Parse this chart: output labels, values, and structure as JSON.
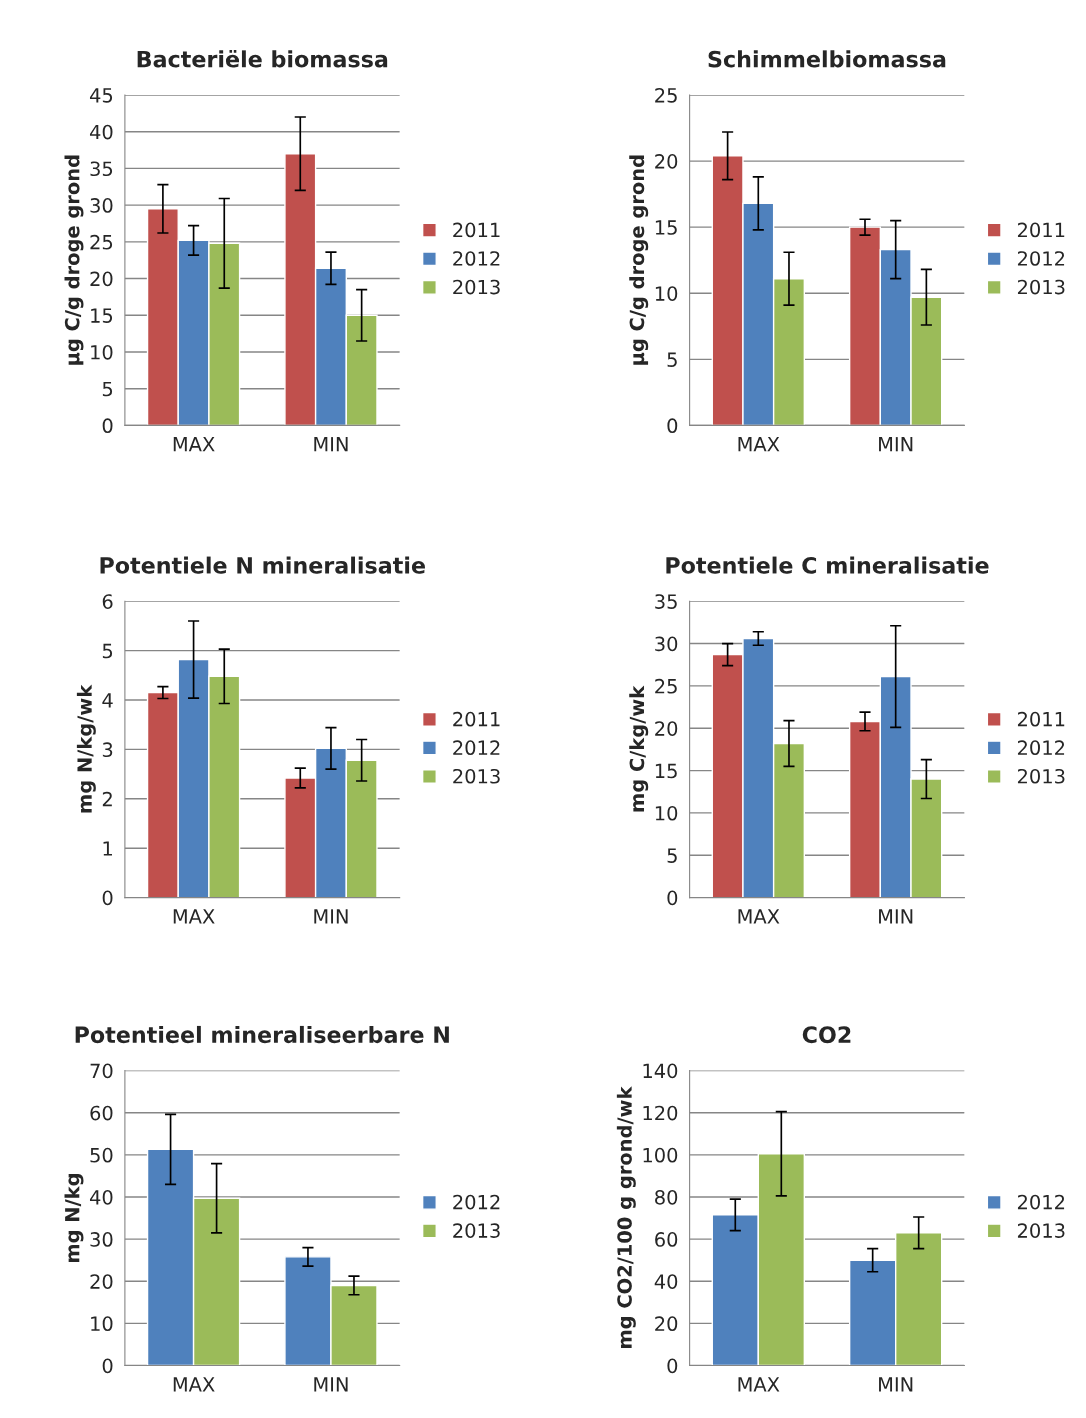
{
  "chart_data": [
    {
      "type": "bar",
      "title": "Bacteriële biomassa",
      "ylabel": "µg C/g droge grond",
      "categories": [
        "MAX",
        "MIN"
      ],
      "ylim": [
        0,
        45
      ],
      "yticks": [
        0,
        5,
        10,
        15,
        20,
        25,
        30,
        35,
        40,
        45
      ],
      "grid": "y",
      "legend": "right",
      "series": [
        {
          "name": "2011",
          "color": "#c0504d",
          "values": [
            29.5,
            37
          ],
          "errors": [
            3.3,
            5
          ]
        },
        {
          "name": "2012",
          "color": "#4f81bd",
          "values": [
            25.2,
            21.4
          ],
          "errors": [
            2,
            2.2
          ]
        },
        {
          "name": "2013",
          "color": "#9bbb59",
          "values": [
            24.8,
            15
          ],
          "errors": [
            6.1,
            3.5
          ]
        }
      ]
    },
    {
      "type": "bar",
      "title": "Schimmelbiomassa",
      "ylabel": "µg C/g droge grond",
      "categories": [
        "MAX",
        "MIN"
      ],
      "ylim": [
        0,
        25
      ],
      "yticks": [
        0,
        5,
        10,
        15,
        20,
        25
      ],
      "grid": "y",
      "legend": "right",
      "series": [
        {
          "name": "2011",
          "color": "#c0504d",
          "values": [
            20.4,
            15
          ],
          "errors": [
            1.8,
            0.6
          ]
        },
        {
          "name": "2012",
          "color": "#4f81bd",
          "values": [
            16.8,
            13.3
          ],
          "errors": [
            2,
            2.2
          ]
        },
        {
          "name": "2013",
          "color": "#9bbb59",
          "values": [
            11.1,
            9.7
          ],
          "errors": [
            2,
            2.1
          ]
        }
      ]
    },
    {
      "type": "bar",
      "title": "Potentiele N mineralisatie",
      "ylabel": "mg N/kg/wk",
      "categories": [
        "MAX",
        "MIN"
      ],
      "ylim": [
        0,
        6
      ],
      "yticks": [
        0,
        1,
        2,
        3,
        4,
        5,
        6
      ],
      "grid": "y",
      "legend": "right",
      "series": [
        {
          "name": "2011",
          "color": "#c0504d",
          "values": [
            4.15,
            2.42
          ],
          "errors": [
            0.12,
            0.2
          ]
        },
        {
          "name": "2012",
          "color": "#4f81bd",
          "values": [
            4.82,
            3.02
          ],
          "errors": [
            0.78,
            0.42
          ]
        },
        {
          "name": "2013",
          "color": "#9bbb59",
          "values": [
            4.48,
            2.78
          ],
          "errors": [
            0.55,
            0.42
          ]
        }
      ]
    },
    {
      "type": "bar",
      "title": "Potentiele C mineralisatie",
      "ylabel": "mg C/kg/wk",
      "categories": [
        "MAX",
        "MIN"
      ],
      "ylim": [
        0,
        35
      ],
      "yticks": [
        0,
        5,
        10,
        15,
        20,
        25,
        30,
        35
      ],
      "grid": "y",
      "legend": "right",
      "series": [
        {
          "name": "2011",
          "color": "#c0504d",
          "values": [
            28.7,
            20.8
          ],
          "errors": [
            1.3,
            1.1
          ]
        },
        {
          "name": "2012",
          "color": "#4f81bd",
          "values": [
            30.6,
            26.1
          ],
          "errors": [
            0.8,
            6
          ]
        },
        {
          "name": "2013",
          "color": "#9bbb59",
          "values": [
            18.2,
            14
          ],
          "errors": [
            2.7,
            2.3
          ]
        }
      ]
    },
    {
      "type": "bar",
      "title": "Potentieel mineraliseerbare N",
      "ylabel": "mg N/kg",
      "categories": [
        "MAX",
        "MIN"
      ],
      "ylim": [
        0,
        70
      ],
      "yticks": [
        0,
        10,
        20,
        30,
        40,
        50,
        60,
        70
      ],
      "grid": "y",
      "legend": "right",
      "series": [
        {
          "name": "2012",
          "color": "#4f81bd",
          "values": [
            51.3,
            25.8
          ],
          "errors": [
            8.3,
            2.2
          ]
        },
        {
          "name": "2013",
          "color": "#9bbb59",
          "values": [
            39.7,
            19
          ],
          "errors": [
            8.2,
            2.2
          ]
        }
      ]
    },
    {
      "type": "bar",
      "title": "CO2",
      "ylabel": "mg CO2/100 g grond/wk",
      "categories": [
        "MAX",
        "MIN"
      ],
      "ylim": [
        0,
        140
      ],
      "yticks": [
        0,
        20,
        40,
        60,
        80,
        100,
        120,
        140
      ],
      "grid": "y",
      "legend": "right",
      "series": [
        {
          "name": "2012",
          "color": "#4f81bd",
          "values": [
            71.5,
            50
          ],
          "errors": [
            7.5,
            5.5
          ]
        },
        {
          "name": "2013",
          "color": "#9bbb59",
          "values": [
            100.5,
            63
          ],
          "errors": [
            20,
            7.5
          ]
        }
      ]
    }
  ]
}
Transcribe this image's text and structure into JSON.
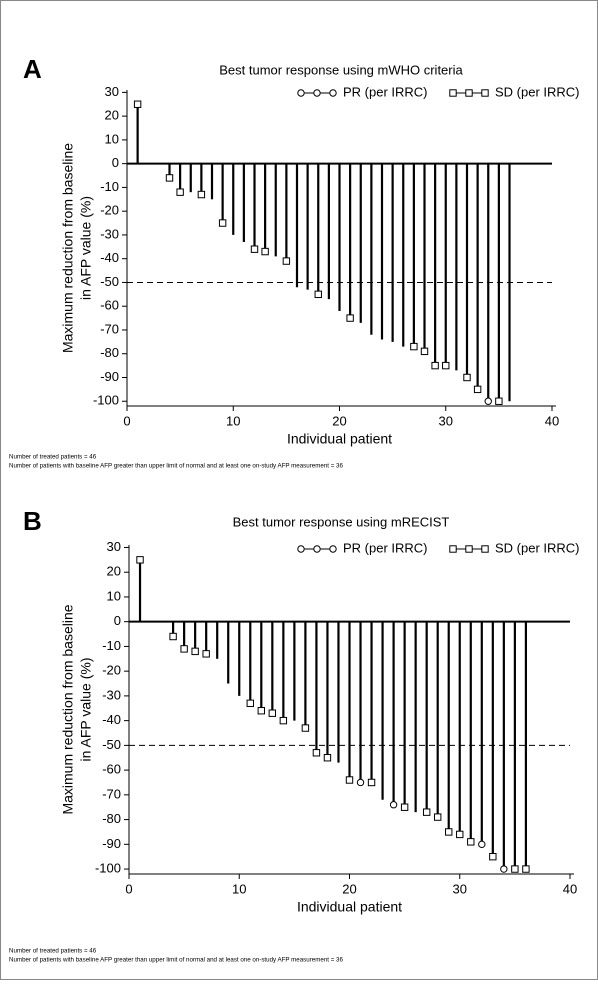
{
  "chart_data": [
    {
      "type": "bar",
      "panel": "A",
      "title": "Best tumor response using mWHO criteria",
      "xlabel": "Individual patient",
      "ylabel": [
        "Maximum reduction from baseline",
        "in AFP value (%)"
      ],
      "x": [
        1,
        4,
        5,
        6,
        7,
        8,
        9,
        10,
        11,
        12,
        13,
        14,
        15,
        16,
        17,
        18,
        19,
        20,
        21,
        22,
        23,
        24,
        25,
        26,
        27,
        28,
        29,
        30,
        31,
        32,
        33,
        34,
        35,
        36
      ],
      "values": [
        25,
        -6,
        -12,
        -12,
        -13,
        -15,
        -25,
        -30,
        -33,
        -36,
        -37,
        -39,
        -41,
        -52,
        -53,
        -55,
        -57,
        -62,
        -65,
        -67,
        -72,
        -74,
        -75,
        -77,
        -77,
        -79,
        -85,
        -85,
        -87,
        -90,
        -95,
        -100,
        -100,
        -100
      ],
      "series": [
        {
          "name": "PR (per IRRC)",
          "marker": "circle",
          "x": [
            34
          ]
        },
        {
          "name": "SD (per IRRC)",
          "marker": "square",
          "x": [
            1,
            4,
            5,
            7,
            9,
            12,
            13,
            15,
            18,
            21,
            27,
            28,
            29,
            30,
            32,
            33,
            35
          ]
        }
      ],
      "color": "#000000",
      "refline": -50,
      "xlim": [
        0,
        40
      ],
      "ylim": [
        -102,
        31
      ],
      "xticks": [
        0,
        10,
        20,
        30,
        40
      ],
      "yticks": [
        30,
        20,
        10,
        0,
        -10,
        -20,
        -30,
        -40,
        -50,
        -60,
        -70,
        -80,
        -90,
        -100
      ],
      "notes": [
        "Number of treated patients = 46",
        "Number of patients with baseline AFP greater than upper limit of normal and at least one on-study AFP measurement = 36"
      ]
    },
    {
      "type": "bar",
      "panel": "B",
      "title": "Best tumor response using mRECIST",
      "xlabel": "Individual patient",
      "ylabel": [
        "Maximum reduction from baseline",
        "in AFP value (%)"
      ],
      "x": [
        1,
        4,
        5,
        6,
        7,
        8,
        9,
        10,
        11,
        12,
        13,
        14,
        15,
        16,
        17,
        18,
        19,
        20,
        21,
        22,
        23,
        24,
        25,
        26,
        27,
        28,
        29,
        30,
        31,
        32,
        33,
        34,
        35,
        36
      ],
      "values": [
        25,
        -6,
        -11,
        -12,
        -13,
        -15,
        -25,
        -30,
        -33,
        -36,
        -37,
        -40,
        -40,
        -43,
        -53,
        -55,
        -57,
        -64,
        -65,
        -65,
        -72,
        -74,
        -75,
        -77,
        -77,
        -79,
        -85,
        -86,
        -89,
        -90,
        -95,
        -100,
        -100,
        -100
      ],
      "series": [
        {
          "name": "PR (per IRRC)",
          "marker": "circle",
          "x": [
            21,
            24,
            32,
            34
          ]
        },
        {
          "name": "SD (per IRRC)",
          "marker": "square",
          "x": [
            1,
            4,
            5,
            6,
            7,
            11,
            12,
            13,
            14,
            16,
            17,
            18,
            20,
            22,
            25,
            27,
            28,
            29,
            30,
            31,
            33,
            35,
            36
          ]
        }
      ],
      "color": "#000000",
      "refline": -50,
      "xlim": [
        0,
        40
      ],
      "ylim": [
        -102,
        31
      ],
      "xticks": [
        0,
        10,
        20,
        30,
        40
      ],
      "yticks": [
        30,
        20,
        10,
        0,
        -10,
        -20,
        -30,
        -40,
        -50,
        -60,
        -70,
        -80,
        -90,
        -100
      ],
      "notes": [
        "Number of treated patients = 46",
        "Number of patients with baseline AFP greater than upper limit of normal and at least one on-study AFP measurement = 36"
      ]
    }
  ]
}
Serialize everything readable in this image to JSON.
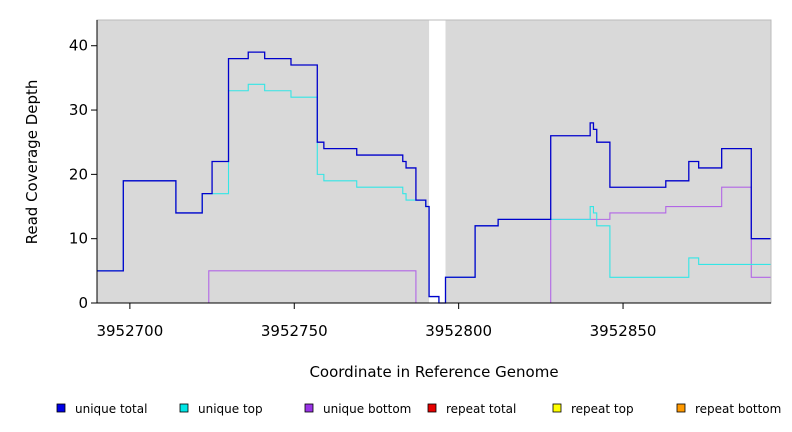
{
  "chart_data": {
    "type": "line",
    "title": "",
    "xlabel": "Coordinate in Reference Genome",
    "ylabel": "Read Coverage Depth",
    "xlim": [
      3952690,
      3952895
    ],
    "ylim": [
      0,
      44
    ],
    "x_ticks": [
      3952700,
      3952750,
      3952800,
      3952850
    ],
    "x_tick_labels": [
      "3952700",
      "3952750",
      "3952800",
      "3952850"
    ],
    "y_ticks": [
      0,
      10,
      20,
      30,
      40
    ],
    "y_tick_labels": [
      "0",
      "10",
      "20",
      "30",
      "40"
    ],
    "grid": false,
    "legend_position": "bottom",
    "gaps": [
      [
        3952791,
        3952796
      ]
    ],
    "series": [
      {
        "name": "unique total",
        "color": "#0000cc",
        "steps": [
          [
            3952690,
            5
          ],
          [
            3952698,
            19
          ],
          [
            3952714,
            14
          ],
          [
            3952722,
            17
          ],
          [
            3952725,
            22
          ],
          [
            3952730,
            38
          ],
          [
            3952736,
            39
          ],
          [
            3952741,
            38
          ],
          [
            3952749,
            37
          ],
          [
            3952757,
            25
          ],
          [
            3952759,
            24
          ],
          [
            3952769,
            23
          ],
          [
            3952783,
            22
          ],
          [
            3952784,
            21
          ],
          [
            3952787,
            16
          ],
          [
            3952790,
            15
          ],
          [
            3952791,
            1
          ],
          [
            3952794,
            0
          ],
          [
            3952796,
            4
          ],
          [
            3952805,
            12
          ],
          [
            3952812,
            13
          ],
          [
            3952828,
            26
          ],
          [
            3952840,
            28
          ],
          [
            3952841,
            27
          ],
          [
            3952842,
            25
          ],
          [
            3952846,
            18
          ],
          [
            3952863,
            19
          ],
          [
            3952870,
            22
          ],
          [
            3952873,
            21
          ],
          [
            3952880,
            24
          ],
          [
            3952889,
            10
          ],
          [
            3952895,
            10
          ]
        ]
      },
      {
        "name": "unique top",
        "color": "#33e6e6",
        "steps": [
          [
            3952690,
            5
          ],
          [
            3952698,
            19
          ],
          [
            3952714,
            14
          ],
          [
            3952722,
            17
          ],
          [
            3952730,
            33
          ],
          [
            3952736,
            34
          ],
          [
            3952741,
            33
          ],
          [
            3952749,
            32
          ],
          [
            3952757,
            20
          ],
          [
            3952759,
            19
          ],
          [
            3952769,
            18
          ],
          [
            3952783,
            17
          ],
          [
            3952784,
            16
          ],
          [
            3952787,
            16
          ],
          [
            3952790,
            15
          ],
          [
            3952791,
            1
          ],
          [
            3952794,
            0
          ],
          [
            3952796,
            4
          ],
          [
            3952805,
            12
          ],
          [
            3952812,
            13
          ],
          [
            3952828,
            13
          ],
          [
            3952840,
            15
          ],
          [
            3952841,
            14
          ],
          [
            3952842,
            12
          ],
          [
            3952846,
            4
          ],
          [
            3952870,
            7
          ],
          [
            3952873,
            6
          ],
          [
            3952895,
            6
          ]
        ]
      },
      {
        "name": "unique bottom",
        "color": "#b266e6",
        "steps": [
          [
            3952690,
            0
          ],
          [
            3952724,
            5
          ],
          [
            3952787,
            0
          ],
          [
            3952828,
            13
          ],
          [
            3952846,
            14
          ],
          [
            3952863,
            15
          ],
          [
            3952880,
            18
          ],
          [
            3952889,
            4
          ],
          [
            3952895,
            4
          ]
        ]
      },
      {
        "name": "repeat total",
        "color": "#e60000",
        "steps": [
          [
            3952690,
            0
          ],
          [
            3952895,
            0
          ]
        ]
      },
      {
        "name": "repeat top",
        "color": "#ffff00",
        "steps": [
          [
            3952690,
            0
          ],
          [
            3952895,
            0
          ]
        ]
      },
      {
        "name": "repeat bottom",
        "color": "#ff9900",
        "steps": [
          [
            3952690,
            0
          ],
          [
            3952895,
            0
          ]
        ]
      }
    ]
  },
  "legend": [
    {
      "label": "unique total",
      "color": "#0000e6"
    },
    {
      "label": "unique top",
      "color": "#00e6e6"
    },
    {
      "label": "unique bottom",
      "color": "#9933e6"
    },
    {
      "label": "repeat total",
      "color": "#e60000"
    },
    {
      "label": "repeat top",
      "color": "#ffff00"
    },
    {
      "label": "repeat bottom",
      "color": "#ff9900"
    }
  ]
}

□ □ □

### EXERCISE AIM
Lines with "title": find them in the data and copy each one.

### WRITTEN ANSWER
      "title": "Bacteriële biomassa",
      "title": "Schimmelbiomassa",
      "title": "Potentiele N mineralisatie",
      "title": "Potentiele C mineralisatie",
      "title": "Potentieel mineraliseerbare N",
      "title": "CO2",
      "title": "Best tumor response using mWHO criteria",
      "title": "Best tumor response using mRECIST",
    "title": "",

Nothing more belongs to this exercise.